-- Start of THE DATA --

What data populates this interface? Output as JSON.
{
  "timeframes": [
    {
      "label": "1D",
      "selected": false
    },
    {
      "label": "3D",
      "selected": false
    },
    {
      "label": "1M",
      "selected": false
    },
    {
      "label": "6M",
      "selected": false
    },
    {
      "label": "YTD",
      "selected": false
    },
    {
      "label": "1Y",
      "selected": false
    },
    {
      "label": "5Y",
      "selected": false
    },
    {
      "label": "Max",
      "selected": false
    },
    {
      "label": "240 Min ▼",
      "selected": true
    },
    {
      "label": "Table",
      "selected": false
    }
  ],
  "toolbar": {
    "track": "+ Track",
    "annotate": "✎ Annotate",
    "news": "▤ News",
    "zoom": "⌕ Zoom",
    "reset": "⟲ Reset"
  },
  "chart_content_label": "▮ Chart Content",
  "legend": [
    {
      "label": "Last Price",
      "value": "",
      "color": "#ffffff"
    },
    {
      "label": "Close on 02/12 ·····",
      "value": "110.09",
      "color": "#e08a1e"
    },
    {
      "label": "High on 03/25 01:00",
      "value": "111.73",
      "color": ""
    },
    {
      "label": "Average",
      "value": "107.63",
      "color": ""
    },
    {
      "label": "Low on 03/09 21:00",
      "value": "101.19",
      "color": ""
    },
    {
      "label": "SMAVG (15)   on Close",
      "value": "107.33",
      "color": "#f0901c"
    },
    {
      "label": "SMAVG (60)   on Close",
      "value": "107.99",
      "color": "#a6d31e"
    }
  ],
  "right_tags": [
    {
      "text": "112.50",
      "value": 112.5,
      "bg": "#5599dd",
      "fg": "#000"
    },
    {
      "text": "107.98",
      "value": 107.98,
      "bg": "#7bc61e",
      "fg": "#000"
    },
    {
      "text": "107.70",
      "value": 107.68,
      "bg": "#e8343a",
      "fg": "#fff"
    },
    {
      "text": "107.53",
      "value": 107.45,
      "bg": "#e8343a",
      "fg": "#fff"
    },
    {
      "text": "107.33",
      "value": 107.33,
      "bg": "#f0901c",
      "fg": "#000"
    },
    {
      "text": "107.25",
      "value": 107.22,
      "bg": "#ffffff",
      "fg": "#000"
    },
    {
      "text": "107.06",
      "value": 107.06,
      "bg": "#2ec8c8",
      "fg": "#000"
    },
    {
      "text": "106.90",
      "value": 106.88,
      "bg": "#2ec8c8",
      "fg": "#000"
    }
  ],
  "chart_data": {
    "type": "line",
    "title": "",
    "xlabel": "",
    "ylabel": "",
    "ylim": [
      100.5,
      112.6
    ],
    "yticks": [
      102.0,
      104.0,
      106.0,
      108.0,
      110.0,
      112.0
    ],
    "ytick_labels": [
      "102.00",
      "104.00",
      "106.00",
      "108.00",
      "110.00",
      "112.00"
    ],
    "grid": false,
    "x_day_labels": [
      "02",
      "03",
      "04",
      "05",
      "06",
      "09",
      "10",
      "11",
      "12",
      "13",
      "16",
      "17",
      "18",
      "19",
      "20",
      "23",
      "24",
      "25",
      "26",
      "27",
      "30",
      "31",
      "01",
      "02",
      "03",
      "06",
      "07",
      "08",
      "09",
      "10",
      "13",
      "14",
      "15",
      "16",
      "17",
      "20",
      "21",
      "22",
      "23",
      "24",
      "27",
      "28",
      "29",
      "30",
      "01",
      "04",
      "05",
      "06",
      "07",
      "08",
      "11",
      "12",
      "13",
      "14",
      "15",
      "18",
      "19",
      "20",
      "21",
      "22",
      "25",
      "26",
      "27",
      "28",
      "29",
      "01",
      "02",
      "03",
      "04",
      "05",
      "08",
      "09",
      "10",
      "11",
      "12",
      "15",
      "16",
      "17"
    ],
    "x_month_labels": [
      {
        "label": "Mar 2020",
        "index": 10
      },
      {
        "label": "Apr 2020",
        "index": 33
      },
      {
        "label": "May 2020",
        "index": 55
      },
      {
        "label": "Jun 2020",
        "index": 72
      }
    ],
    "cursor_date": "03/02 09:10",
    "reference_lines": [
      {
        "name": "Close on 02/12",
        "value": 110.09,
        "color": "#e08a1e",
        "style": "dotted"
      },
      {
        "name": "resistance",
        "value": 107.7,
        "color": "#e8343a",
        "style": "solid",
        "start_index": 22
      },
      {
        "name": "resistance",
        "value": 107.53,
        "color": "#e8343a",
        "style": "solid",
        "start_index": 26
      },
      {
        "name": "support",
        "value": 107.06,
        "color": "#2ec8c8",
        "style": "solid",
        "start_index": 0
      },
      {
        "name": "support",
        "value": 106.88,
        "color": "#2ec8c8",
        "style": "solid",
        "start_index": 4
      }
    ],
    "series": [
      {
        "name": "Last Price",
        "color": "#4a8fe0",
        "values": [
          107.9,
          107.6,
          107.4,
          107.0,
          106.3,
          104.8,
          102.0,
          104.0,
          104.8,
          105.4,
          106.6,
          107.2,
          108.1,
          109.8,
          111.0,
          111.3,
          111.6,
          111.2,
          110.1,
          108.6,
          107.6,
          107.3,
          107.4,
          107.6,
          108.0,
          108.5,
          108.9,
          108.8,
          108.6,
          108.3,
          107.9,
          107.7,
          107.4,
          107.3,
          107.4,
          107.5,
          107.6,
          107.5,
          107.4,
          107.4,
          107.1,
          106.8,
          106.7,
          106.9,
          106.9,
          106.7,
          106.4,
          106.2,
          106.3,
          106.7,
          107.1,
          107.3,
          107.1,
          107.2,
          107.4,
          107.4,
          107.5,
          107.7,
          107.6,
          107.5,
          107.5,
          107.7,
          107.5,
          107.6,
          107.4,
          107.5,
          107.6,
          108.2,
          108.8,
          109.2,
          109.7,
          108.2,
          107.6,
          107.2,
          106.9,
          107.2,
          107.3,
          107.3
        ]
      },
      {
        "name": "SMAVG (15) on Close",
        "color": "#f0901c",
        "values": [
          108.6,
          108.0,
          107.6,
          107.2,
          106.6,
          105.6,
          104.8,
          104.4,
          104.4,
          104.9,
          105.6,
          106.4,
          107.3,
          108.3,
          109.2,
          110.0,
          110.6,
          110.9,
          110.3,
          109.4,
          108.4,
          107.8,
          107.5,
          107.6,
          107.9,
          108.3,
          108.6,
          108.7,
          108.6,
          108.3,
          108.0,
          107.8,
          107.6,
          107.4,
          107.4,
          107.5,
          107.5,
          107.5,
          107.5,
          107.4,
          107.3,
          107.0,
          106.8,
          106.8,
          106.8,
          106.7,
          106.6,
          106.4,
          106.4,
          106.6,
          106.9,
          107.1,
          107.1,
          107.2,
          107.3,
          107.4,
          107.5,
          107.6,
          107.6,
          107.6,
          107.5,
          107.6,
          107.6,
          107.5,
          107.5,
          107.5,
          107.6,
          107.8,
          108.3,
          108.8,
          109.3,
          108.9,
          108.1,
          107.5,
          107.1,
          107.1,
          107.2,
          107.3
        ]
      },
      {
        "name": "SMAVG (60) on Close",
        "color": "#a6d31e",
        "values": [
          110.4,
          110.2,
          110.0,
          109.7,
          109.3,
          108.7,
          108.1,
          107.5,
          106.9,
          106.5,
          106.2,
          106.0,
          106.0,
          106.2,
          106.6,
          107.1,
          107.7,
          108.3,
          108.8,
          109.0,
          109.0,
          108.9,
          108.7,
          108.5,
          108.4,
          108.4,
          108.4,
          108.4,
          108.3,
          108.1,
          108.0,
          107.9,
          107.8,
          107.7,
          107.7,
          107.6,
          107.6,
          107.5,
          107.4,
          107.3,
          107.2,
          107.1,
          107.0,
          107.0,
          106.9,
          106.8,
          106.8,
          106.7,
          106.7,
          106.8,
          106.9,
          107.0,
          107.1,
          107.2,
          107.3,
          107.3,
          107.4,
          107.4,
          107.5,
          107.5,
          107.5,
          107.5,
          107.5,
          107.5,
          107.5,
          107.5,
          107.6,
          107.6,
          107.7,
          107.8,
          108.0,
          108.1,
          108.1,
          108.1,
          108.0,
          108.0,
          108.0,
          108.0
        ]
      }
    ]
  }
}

-- End of THE DATA --

# GOAL
Spot every line that holds "Close" and copy it.

# TASK RESPONSE
      "label": "Close on 02/12 ·····",
      "label": "SMAVG (15)   on Close",
      "label": "SMAVG (60)   on Close",
        "name": "Close on 02/12",
        "name": "SMAVG (15) on Close",
        "name": "SMAVG (60) on Close",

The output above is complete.